What you are asked to do: From the listing below, pull each line that includes "text".

[Figure collection entries]
#####

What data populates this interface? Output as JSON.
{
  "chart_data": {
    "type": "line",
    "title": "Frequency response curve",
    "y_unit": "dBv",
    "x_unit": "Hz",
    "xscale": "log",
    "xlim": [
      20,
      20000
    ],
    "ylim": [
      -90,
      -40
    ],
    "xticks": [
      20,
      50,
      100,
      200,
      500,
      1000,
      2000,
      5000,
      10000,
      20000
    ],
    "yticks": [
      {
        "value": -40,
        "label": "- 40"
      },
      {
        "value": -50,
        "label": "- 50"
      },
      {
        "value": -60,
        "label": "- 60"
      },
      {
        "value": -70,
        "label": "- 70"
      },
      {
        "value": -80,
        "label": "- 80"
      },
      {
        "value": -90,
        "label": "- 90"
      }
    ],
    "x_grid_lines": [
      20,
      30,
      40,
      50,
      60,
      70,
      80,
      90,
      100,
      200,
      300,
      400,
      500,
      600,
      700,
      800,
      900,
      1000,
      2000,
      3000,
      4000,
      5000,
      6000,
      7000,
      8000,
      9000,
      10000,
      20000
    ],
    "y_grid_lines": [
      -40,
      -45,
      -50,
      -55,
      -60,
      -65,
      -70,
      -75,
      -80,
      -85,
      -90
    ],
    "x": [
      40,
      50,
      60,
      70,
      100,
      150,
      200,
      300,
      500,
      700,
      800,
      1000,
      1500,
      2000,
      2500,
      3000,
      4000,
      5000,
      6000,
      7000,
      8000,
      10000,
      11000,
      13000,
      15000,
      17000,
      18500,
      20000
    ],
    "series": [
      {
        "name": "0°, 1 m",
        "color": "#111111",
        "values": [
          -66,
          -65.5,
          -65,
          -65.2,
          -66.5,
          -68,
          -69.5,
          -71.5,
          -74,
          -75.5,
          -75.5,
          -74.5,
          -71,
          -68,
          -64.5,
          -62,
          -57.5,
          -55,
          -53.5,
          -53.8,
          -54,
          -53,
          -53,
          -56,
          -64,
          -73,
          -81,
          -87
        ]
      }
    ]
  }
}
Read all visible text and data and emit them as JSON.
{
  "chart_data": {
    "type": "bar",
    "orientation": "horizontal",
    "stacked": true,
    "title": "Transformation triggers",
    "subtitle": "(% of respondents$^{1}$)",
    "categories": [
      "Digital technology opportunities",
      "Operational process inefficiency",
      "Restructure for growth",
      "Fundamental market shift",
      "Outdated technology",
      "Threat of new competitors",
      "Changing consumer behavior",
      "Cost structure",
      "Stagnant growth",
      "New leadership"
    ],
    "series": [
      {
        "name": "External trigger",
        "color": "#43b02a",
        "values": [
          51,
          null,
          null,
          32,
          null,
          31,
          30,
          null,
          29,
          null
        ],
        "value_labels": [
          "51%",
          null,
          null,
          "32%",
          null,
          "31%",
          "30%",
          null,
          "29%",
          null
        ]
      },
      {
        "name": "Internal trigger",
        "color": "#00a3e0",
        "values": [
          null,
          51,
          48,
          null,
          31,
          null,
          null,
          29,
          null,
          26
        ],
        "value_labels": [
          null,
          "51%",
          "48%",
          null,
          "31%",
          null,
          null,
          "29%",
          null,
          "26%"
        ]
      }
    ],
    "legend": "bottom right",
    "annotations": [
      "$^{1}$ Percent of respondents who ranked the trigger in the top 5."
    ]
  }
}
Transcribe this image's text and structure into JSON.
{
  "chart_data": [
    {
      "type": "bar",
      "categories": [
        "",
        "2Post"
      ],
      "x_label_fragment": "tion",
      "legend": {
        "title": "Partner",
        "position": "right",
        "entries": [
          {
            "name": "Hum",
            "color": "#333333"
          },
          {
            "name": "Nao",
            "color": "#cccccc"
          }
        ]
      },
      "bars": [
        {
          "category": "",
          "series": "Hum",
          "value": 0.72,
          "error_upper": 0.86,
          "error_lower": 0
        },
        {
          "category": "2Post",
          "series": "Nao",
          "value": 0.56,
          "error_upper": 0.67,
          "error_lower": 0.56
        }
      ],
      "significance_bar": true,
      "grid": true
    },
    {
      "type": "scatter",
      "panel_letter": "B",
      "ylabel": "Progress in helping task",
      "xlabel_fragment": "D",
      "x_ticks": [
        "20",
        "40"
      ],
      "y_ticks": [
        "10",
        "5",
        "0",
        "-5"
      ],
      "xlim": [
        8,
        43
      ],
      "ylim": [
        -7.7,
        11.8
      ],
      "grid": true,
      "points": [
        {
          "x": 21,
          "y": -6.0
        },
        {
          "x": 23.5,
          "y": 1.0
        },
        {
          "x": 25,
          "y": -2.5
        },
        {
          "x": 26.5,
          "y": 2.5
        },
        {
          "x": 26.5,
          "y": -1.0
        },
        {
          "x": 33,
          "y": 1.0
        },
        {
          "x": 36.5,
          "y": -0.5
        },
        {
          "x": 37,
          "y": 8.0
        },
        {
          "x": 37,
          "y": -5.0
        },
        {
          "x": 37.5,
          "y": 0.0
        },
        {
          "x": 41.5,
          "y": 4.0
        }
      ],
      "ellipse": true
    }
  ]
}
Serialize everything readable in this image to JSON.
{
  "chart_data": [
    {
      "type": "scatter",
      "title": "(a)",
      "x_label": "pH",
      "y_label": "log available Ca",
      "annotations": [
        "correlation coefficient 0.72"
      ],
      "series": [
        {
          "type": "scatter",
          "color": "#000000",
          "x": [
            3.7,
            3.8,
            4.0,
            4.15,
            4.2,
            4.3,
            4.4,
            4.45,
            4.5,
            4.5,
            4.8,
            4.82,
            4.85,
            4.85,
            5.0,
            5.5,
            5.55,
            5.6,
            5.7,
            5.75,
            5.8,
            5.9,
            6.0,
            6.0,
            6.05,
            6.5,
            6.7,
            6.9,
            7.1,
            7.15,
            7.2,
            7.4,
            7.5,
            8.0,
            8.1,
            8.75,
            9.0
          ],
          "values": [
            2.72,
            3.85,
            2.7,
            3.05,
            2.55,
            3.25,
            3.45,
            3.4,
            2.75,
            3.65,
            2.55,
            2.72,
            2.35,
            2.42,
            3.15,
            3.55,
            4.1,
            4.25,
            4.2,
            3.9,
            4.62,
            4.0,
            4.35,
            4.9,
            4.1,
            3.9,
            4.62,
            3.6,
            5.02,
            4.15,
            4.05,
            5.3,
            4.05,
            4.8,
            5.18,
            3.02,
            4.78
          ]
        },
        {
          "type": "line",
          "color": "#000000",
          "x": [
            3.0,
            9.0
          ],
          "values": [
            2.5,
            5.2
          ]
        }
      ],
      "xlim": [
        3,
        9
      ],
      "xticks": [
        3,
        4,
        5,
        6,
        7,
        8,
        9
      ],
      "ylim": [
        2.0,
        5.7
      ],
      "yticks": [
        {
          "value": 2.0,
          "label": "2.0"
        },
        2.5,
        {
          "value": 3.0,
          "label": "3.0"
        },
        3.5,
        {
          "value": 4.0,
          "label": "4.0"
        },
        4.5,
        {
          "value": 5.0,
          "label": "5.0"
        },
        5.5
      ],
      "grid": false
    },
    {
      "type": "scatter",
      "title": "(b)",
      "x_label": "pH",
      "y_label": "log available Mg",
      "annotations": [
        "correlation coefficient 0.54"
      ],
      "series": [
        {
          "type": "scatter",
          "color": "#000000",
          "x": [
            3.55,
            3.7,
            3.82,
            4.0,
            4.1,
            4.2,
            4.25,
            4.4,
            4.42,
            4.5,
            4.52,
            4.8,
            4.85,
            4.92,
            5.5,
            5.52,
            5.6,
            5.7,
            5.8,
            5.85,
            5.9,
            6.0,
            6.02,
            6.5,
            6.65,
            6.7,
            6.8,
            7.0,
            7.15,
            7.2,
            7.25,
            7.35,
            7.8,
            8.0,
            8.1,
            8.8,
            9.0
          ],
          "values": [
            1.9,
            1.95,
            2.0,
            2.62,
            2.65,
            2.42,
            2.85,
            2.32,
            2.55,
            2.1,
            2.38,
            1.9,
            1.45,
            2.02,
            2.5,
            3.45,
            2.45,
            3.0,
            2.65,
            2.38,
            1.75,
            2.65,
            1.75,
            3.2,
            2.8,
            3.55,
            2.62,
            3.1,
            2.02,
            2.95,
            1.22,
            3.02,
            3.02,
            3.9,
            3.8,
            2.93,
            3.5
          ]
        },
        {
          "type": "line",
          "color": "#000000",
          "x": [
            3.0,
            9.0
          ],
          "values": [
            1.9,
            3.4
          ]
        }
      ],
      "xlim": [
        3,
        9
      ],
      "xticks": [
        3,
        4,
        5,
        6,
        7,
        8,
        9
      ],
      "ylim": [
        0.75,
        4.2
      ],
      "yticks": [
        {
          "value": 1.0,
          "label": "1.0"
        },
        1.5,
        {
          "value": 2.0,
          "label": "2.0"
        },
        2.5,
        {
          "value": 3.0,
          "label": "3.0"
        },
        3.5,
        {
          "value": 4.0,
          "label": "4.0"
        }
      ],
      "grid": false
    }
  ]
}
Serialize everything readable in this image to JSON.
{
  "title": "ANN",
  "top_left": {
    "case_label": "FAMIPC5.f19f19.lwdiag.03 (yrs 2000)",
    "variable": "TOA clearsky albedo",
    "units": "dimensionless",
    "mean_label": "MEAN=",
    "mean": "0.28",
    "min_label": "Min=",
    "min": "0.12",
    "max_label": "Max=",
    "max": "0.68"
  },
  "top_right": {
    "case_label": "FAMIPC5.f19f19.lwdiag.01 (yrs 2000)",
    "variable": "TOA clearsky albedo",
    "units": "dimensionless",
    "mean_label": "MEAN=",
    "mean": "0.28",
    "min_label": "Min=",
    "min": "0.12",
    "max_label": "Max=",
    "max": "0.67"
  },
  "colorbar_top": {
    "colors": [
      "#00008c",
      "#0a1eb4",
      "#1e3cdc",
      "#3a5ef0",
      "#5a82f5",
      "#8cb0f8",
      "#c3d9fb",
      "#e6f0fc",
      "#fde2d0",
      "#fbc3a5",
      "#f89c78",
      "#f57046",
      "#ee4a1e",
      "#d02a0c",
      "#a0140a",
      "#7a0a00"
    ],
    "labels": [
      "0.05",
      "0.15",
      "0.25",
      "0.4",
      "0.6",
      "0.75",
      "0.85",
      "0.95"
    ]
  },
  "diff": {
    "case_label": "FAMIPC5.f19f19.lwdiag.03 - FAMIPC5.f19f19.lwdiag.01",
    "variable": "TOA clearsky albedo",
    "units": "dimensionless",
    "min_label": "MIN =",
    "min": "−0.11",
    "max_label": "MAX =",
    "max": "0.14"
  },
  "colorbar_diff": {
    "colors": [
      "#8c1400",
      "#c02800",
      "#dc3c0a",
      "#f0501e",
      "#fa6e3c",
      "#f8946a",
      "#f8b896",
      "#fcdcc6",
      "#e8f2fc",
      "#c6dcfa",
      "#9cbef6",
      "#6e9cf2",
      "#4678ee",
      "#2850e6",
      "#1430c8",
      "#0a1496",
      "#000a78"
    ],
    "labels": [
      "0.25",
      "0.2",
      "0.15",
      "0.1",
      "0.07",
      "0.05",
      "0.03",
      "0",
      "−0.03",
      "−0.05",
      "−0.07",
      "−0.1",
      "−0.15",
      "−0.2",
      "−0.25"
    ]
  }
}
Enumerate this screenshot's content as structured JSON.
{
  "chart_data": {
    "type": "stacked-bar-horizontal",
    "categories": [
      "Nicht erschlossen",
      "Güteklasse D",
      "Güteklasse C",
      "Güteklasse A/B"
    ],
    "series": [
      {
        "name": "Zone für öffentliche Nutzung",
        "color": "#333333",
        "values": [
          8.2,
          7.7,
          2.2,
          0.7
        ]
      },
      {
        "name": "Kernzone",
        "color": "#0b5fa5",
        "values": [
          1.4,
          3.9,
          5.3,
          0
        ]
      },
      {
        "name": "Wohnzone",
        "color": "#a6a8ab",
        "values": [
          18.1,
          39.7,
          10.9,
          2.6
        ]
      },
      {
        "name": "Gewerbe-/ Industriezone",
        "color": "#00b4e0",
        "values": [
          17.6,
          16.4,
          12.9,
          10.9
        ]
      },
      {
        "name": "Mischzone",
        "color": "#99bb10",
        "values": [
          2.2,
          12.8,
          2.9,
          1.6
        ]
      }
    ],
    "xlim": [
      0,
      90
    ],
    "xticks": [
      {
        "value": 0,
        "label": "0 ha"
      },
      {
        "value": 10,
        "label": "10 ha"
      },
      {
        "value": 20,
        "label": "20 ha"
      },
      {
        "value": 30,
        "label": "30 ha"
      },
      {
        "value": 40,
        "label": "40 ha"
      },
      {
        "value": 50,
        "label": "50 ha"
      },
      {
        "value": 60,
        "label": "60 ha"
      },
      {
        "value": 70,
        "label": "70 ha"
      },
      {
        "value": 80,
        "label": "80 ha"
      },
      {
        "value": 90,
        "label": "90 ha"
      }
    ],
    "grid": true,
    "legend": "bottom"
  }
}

#####

Solution to this problem:
Read all visible text and data and emit them as JSON.
Transcribe this image's text and structure into JSON.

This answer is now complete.